__Stated exercise__:
The records below are made of lines; count those holding the word "brightness" and give the number only.
>> BEGIN Entries supplied
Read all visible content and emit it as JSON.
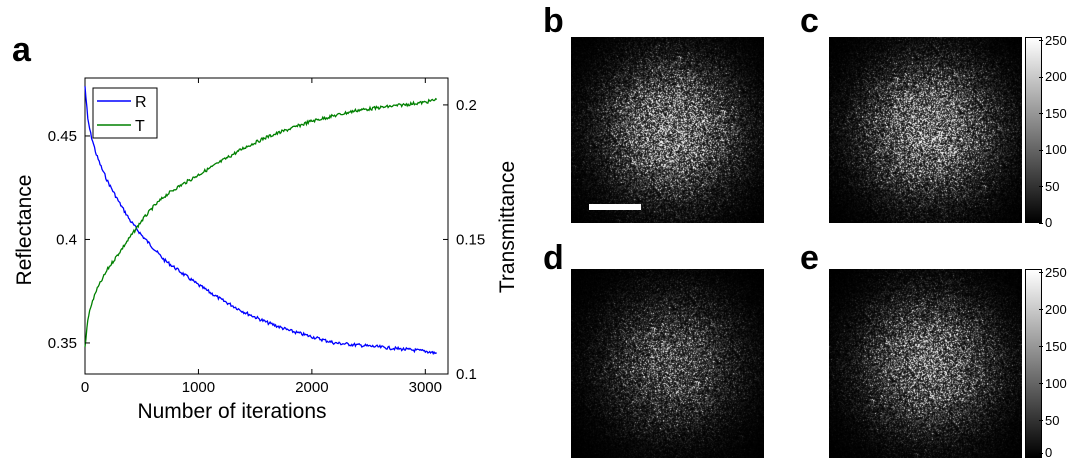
{
  "panels": {
    "a": "a",
    "b": "b",
    "c": "c",
    "d": "d",
    "e": "e"
  },
  "chart_data": {
    "type": "line",
    "title": "",
    "xlabel": "Number of iterations",
    "ylabel_left": "Reflectance",
    "ylabel_right": "Transmittance",
    "xlim": [
      0,
      3200
    ],
    "ylim_left": [
      0.335,
      0.478
    ],
    "ylim_right": [
      0.1,
      0.21
    ],
    "x_ticks": [
      "0",
      "1000",
      "2000",
      "3000"
    ],
    "y_ticks_left": [
      "0.35",
      "0.4",
      "0.45"
    ],
    "y_ticks_right": [
      "0.1",
      "0.15",
      "0.2"
    ],
    "legend_position": "top-left",
    "grid": false,
    "series": [
      {
        "name": "R",
        "axis": "left",
        "color": "#0000ff",
        "x": [
          0,
          25,
          50,
          100,
          150,
          200,
          300,
          400,
          500,
          600,
          700,
          800,
          1000,
          1200,
          1400,
          1600,
          1800,
          2000,
          2200,
          2400,
          2600,
          2800,
          3000,
          3100
        ],
        "y": [
          0.474,
          0.458,
          0.451,
          0.441,
          0.434,
          0.428,
          0.418,
          0.409,
          0.402,
          0.396,
          0.39,
          0.386,
          0.378,
          0.371,
          0.365,
          0.36,
          0.356,
          0.353,
          0.35,
          0.349,
          0.348,
          0.347,
          0.346,
          0.345
        ]
      },
      {
        "name": "T",
        "axis": "right",
        "color": "#008000",
        "x": [
          0,
          25,
          50,
          100,
          150,
          200,
          300,
          400,
          500,
          600,
          700,
          800,
          1000,
          1200,
          1400,
          1600,
          1800,
          2000,
          2200,
          2400,
          2600,
          2800,
          3000,
          3100
        ],
        "y": [
          0.11,
          0.12,
          0.125,
          0.131,
          0.135,
          0.139,
          0.145,
          0.151,
          0.157,
          0.162,
          0.166,
          0.169,
          0.174,
          0.179,
          0.184,
          0.188,
          0.191,
          0.194,
          0.196,
          0.198,
          0.199,
          0.2,
          0.201,
          0.202
        ]
      }
    ]
  },
  "colorbars": {
    "c": {
      "ticks": [
        "250",
        "200",
        "150",
        "100",
        "50",
        "0"
      ],
      "values": [
        250,
        200,
        150,
        100,
        50,
        0
      ],
      "range": [
        0,
        255
      ]
    },
    "e": {
      "ticks": [
        "250",
        "200",
        "150",
        "100",
        "50",
        "0"
      ],
      "values": [
        250,
        200,
        150,
        100,
        50,
        0
      ],
      "range": [
        0,
        255
      ]
    }
  },
  "speckle_images": {
    "b": {
      "brightness": 1.0,
      "scale_bar": true
    },
    "c": {
      "brightness": 1.0,
      "scale_bar": false
    },
    "d": {
      "brightness": 0.6,
      "scale_bar": false
    },
    "e": {
      "brightness": 0.85,
      "scale_bar": false
    }
  }
}
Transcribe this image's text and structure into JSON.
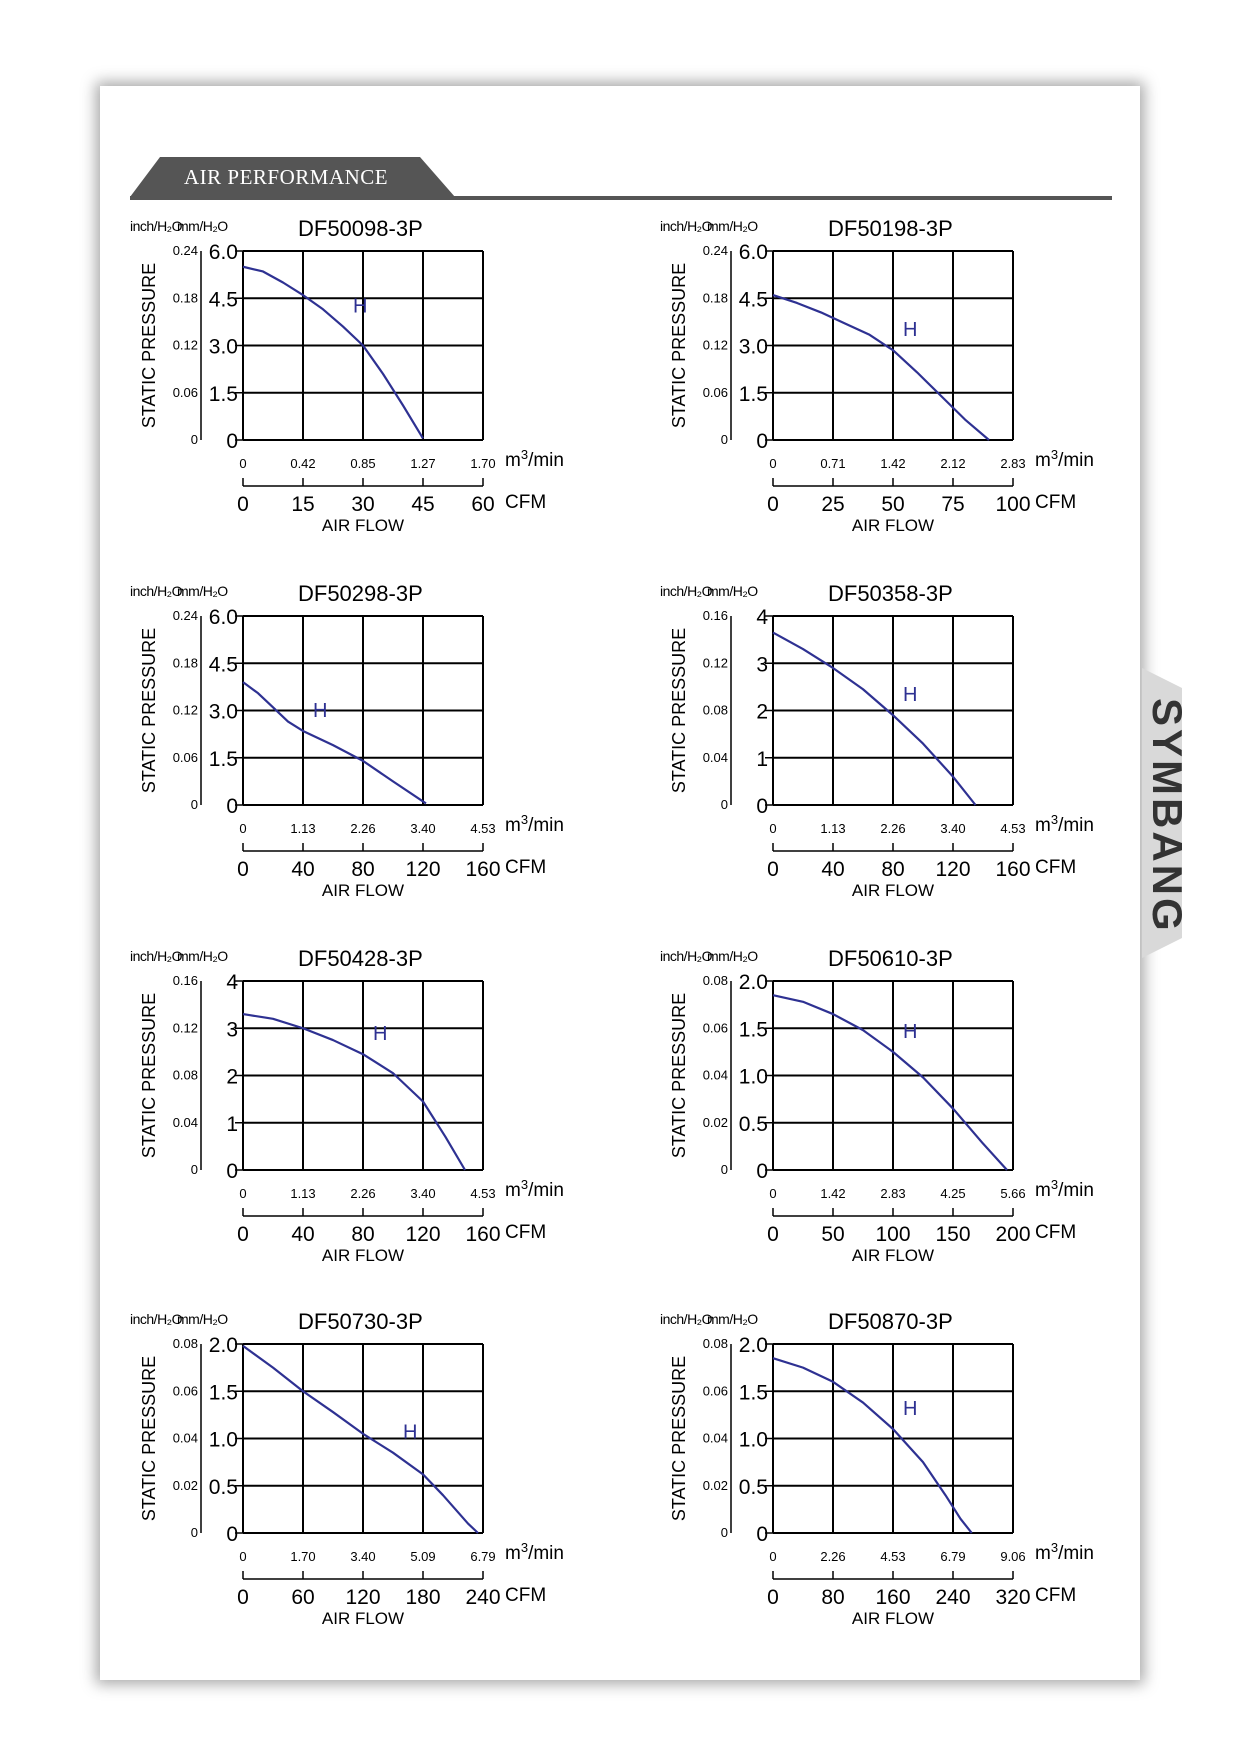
{
  "header": {
    "title": "AIR PERFORMANCE"
  },
  "brand": {
    "text": "SYMBANG"
  },
  "colors": {
    "curve": "#2e3192",
    "grid": "#000000",
    "header_bg": "#555555"
  },
  "chart_data": [
    {
      "type": "line",
      "title": "DF50098-3P",
      "ylabel": "STATIC PRESSURE",
      "y_unit_inch": "inch/H₂O",
      "y_unit_mm": "mm/H₂O",
      "y_ticks_inch": [
        "0",
        "0.06",
        "0.12",
        "0.18",
        "0.24"
      ],
      "y_ticks_mm": [
        "0",
        "1.5",
        "3.0",
        "4.5",
        "6.0"
      ],
      "x_ticks_m3": [
        "0",
        "0.42",
        "0.85",
        "1.27",
        "1.70"
      ],
      "x_unit_m3": "m³/min",
      "x_ticks_cfm": [
        "0",
        "15",
        "30",
        "45",
        "60"
      ],
      "x_unit_cfm": "CFM",
      "xlabel": "AIR FLOW",
      "ylim": [
        0,
        6.0
      ],
      "xlim": [
        0,
        60
      ],
      "label": "H",
      "series": [
        {
          "x": [
            0,
            5,
            10,
            15,
            20,
            25,
            30,
            35,
            40,
            45
          ],
          "y": [
            5.5,
            5.35,
            5.0,
            4.6,
            4.15,
            3.6,
            3.0,
            2.1,
            1.1,
            0.05
          ]
        }
      ]
    },
    {
      "type": "line",
      "title": "DF50198-3P",
      "ylabel": "STATIC PRESSURE",
      "y_unit_inch": "inch/H₂O",
      "y_unit_mm": "mm/H₂O",
      "y_ticks_inch": [
        "0",
        "0.06",
        "0.12",
        "0.18",
        "0.24"
      ],
      "y_ticks_mm": [
        "0",
        "1.5",
        "3.0",
        "4.5",
        "6.0"
      ],
      "x_ticks_m3": [
        "0",
        "0.71",
        "1.42",
        "2.12",
        "2.83"
      ],
      "x_unit_m3": "m³/min",
      "x_ticks_cfm": [
        "0",
        "25",
        "50",
        "75",
        "100"
      ],
      "x_unit_cfm": "CFM",
      "xlabel": "AIR FLOW",
      "ylim": [
        0,
        6.0
      ],
      "xlim": [
        0,
        100
      ],
      "label": "H",
      "series": [
        {
          "x": [
            0,
            10,
            20,
            30,
            40,
            50,
            60,
            70,
            80,
            90
          ],
          "y": [
            4.6,
            4.35,
            4.05,
            3.7,
            3.35,
            2.85,
            2.15,
            1.4,
            0.65,
            0.0
          ]
        }
      ]
    },
    {
      "type": "line",
      "title": "DF50298-3P",
      "ylabel": "STATIC PRESSURE",
      "y_unit_inch": "inch/H₂O",
      "y_unit_mm": "mm/H₂O",
      "y_ticks_inch": [
        "0",
        "0.06",
        "0.12",
        "0.18",
        "0.24"
      ],
      "y_ticks_mm": [
        "0",
        "1.5",
        "3.0",
        "4.5",
        "6.0"
      ],
      "x_ticks_m3": [
        "0",
        "1.13",
        "2.26",
        "3.40",
        "4.53"
      ],
      "x_unit_m3": "m³/min",
      "x_ticks_cfm": [
        "0",
        "40",
        "80",
        "120",
        "160"
      ],
      "x_unit_cfm": "CFM",
      "xlabel": "AIR FLOW",
      "ylim": [
        0,
        6.0
      ],
      "xlim": [
        0,
        160
      ],
      "label": "H",
      "series": [
        {
          "x": [
            0,
            10,
            20,
            30,
            40,
            60,
            80,
            100,
            122
          ],
          "y": [
            3.9,
            3.55,
            3.1,
            2.65,
            2.35,
            1.9,
            1.4,
            0.75,
            0.05
          ]
        }
      ]
    },
    {
      "type": "line",
      "title": "DF50358-3P",
      "ylabel": "STATIC PRESSURE",
      "y_unit_inch": "inch/H₂O",
      "y_unit_mm": "mm/H₂O",
      "y_ticks_inch": [
        "0",
        "0.04",
        "0.08",
        "0.12",
        "0.16"
      ],
      "y_ticks_mm": [
        "0",
        "1",
        "2",
        "3",
        "4"
      ],
      "x_ticks_m3": [
        "0",
        "1.13",
        "2.26",
        "3.40",
        "4.53"
      ],
      "x_unit_m3": "m³/min",
      "x_ticks_cfm": [
        "0",
        "40",
        "80",
        "120",
        "160"
      ],
      "x_unit_cfm": "CFM",
      "xlabel": "AIR FLOW",
      "ylim": [
        0,
        4
      ],
      "xlim": [
        0,
        160
      ],
      "label": "H",
      "series": [
        {
          "x": [
            0,
            20,
            40,
            60,
            80,
            100,
            120,
            135
          ],
          "y": [
            3.65,
            3.3,
            2.9,
            2.45,
            1.9,
            1.3,
            0.6,
            0.0
          ]
        }
      ]
    },
    {
      "type": "line",
      "title": "DF50428-3P",
      "ylabel": "STATIC PRESSURE",
      "y_unit_inch": "inch/H₂O",
      "y_unit_mm": "mm/H₂O",
      "y_ticks_inch": [
        "0",
        "0.04",
        "0.08",
        "0.12",
        "0.16"
      ],
      "y_ticks_mm": [
        "0",
        "1",
        "2",
        "3",
        "4"
      ],
      "x_ticks_m3": [
        "0",
        "1.13",
        "2.26",
        "3.40",
        "4.53"
      ],
      "x_unit_m3": "m³/min",
      "x_ticks_cfm": [
        "0",
        "40",
        "80",
        "120",
        "160"
      ],
      "x_unit_cfm": "CFM",
      "xlabel": "AIR FLOW",
      "ylim": [
        0,
        4
      ],
      "xlim": [
        0,
        160
      ],
      "label": "H",
      "series": [
        {
          "x": [
            0,
            20,
            40,
            60,
            80,
            100,
            120,
            135,
            148
          ],
          "y": [
            3.3,
            3.2,
            3.0,
            2.75,
            2.45,
            2.05,
            1.45,
            0.7,
            0.0
          ]
        }
      ]
    },
    {
      "type": "line",
      "title": "DF50610-3P",
      "ylabel": "STATIC PRESSURE",
      "y_unit_inch": "inch/H₂O",
      "y_unit_mm": "mm/H₂O",
      "y_ticks_inch": [
        "0",
        "0.02",
        "0.04",
        "0.06",
        "0.08"
      ],
      "y_ticks_mm": [
        "0",
        "0.5",
        "1.0",
        "1.5",
        "2.0"
      ],
      "x_ticks_m3": [
        "0",
        "1.42",
        "2.83",
        "4.25",
        "5.66"
      ],
      "x_unit_m3": "m³/min",
      "x_ticks_cfm": [
        "0",
        "50",
        "100",
        "150",
        "200"
      ],
      "x_unit_cfm": "CFM",
      "xlabel": "AIR FLOW",
      "ylim": [
        0,
        2.0
      ],
      "xlim": [
        0,
        200
      ],
      "label": "H",
      "series": [
        {
          "x": [
            0,
            25,
            50,
            75,
            100,
            125,
            150,
            175,
            195
          ],
          "y": [
            1.85,
            1.78,
            1.65,
            1.48,
            1.25,
            0.98,
            0.65,
            0.28,
            0.0
          ]
        }
      ]
    },
    {
      "type": "line",
      "title": "DF50730-3P",
      "ylabel": "STATIC PRESSURE",
      "y_unit_inch": "inch/H₂O",
      "y_unit_mm": "mm/H₂O",
      "y_ticks_inch": [
        "0",
        "0.02",
        "0.04",
        "0.06",
        "0.08"
      ],
      "y_ticks_mm": [
        "0",
        "0.5",
        "1.0",
        "1.5",
        "2.0"
      ],
      "x_ticks_m3": [
        "0",
        "1.70",
        "3.40",
        "5.09",
        "6.79"
      ],
      "x_unit_m3": "m³/min",
      "x_ticks_cfm": [
        "0",
        "60",
        "120",
        "180",
        "240"
      ],
      "x_unit_cfm": "CFM",
      "xlabel": "AIR FLOW",
      "ylim": [
        0,
        2.0
      ],
      "xlim": [
        0,
        240
      ],
      "label": "H",
      "series": [
        {
          "x": [
            0,
            30,
            60,
            90,
            120,
            150,
            180,
            200,
            225,
            235
          ],
          "y": [
            1.98,
            1.75,
            1.5,
            1.28,
            1.05,
            0.85,
            0.62,
            0.4,
            0.1,
            0.0
          ]
        }
      ]
    },
    {
      "type": "line",
      "title": "DF50870-3P",
      "ylabel": "STATIC PRESSURE",
      "y_unit_inch": "inch/H₂O",
      "y_unit_mm": "mm/H₂O",
      "y_ticks_inch": [
        "0",
        "0.02",
        "0.04",
        "0.06",
        "0.08"
      ],
      "y_ticks_mm": [
        "0",
        "0.5",
        "1.0",
        "1.5",
        "2.0"
      ],
      "x_ticks_m3": [
        "0",
        "2.26",
        "4.53",
        "6.79",
        "9.06"
      ],
      "x_unit_m3": "m³/min",
      "x_ticks_cfm": [
        "0",
        "80",
        "160",
        "240",
        "320"
      ],
      "x_unit_cfm": "CFM",
      "xlabel": "AIR FLOW",
      "ylim": [
        0,
        2.0
      ],
      "xlim": [
        0,
        320
      ],
      "label": "H",
      "series": [
        {
          "x": [
            0,
            40,
            80,
            120,
            160,
            200,
            230,
            250,
            265
          ],
          "y": [
            1.85,
            1.75,
            1.6,
            1.38,
            1.1,
            0.75,
            0.4,
            0.15,
            0.0
          ]
        }
      ]
    }
  ]
}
>> END Entries supplied
__The reply__:
4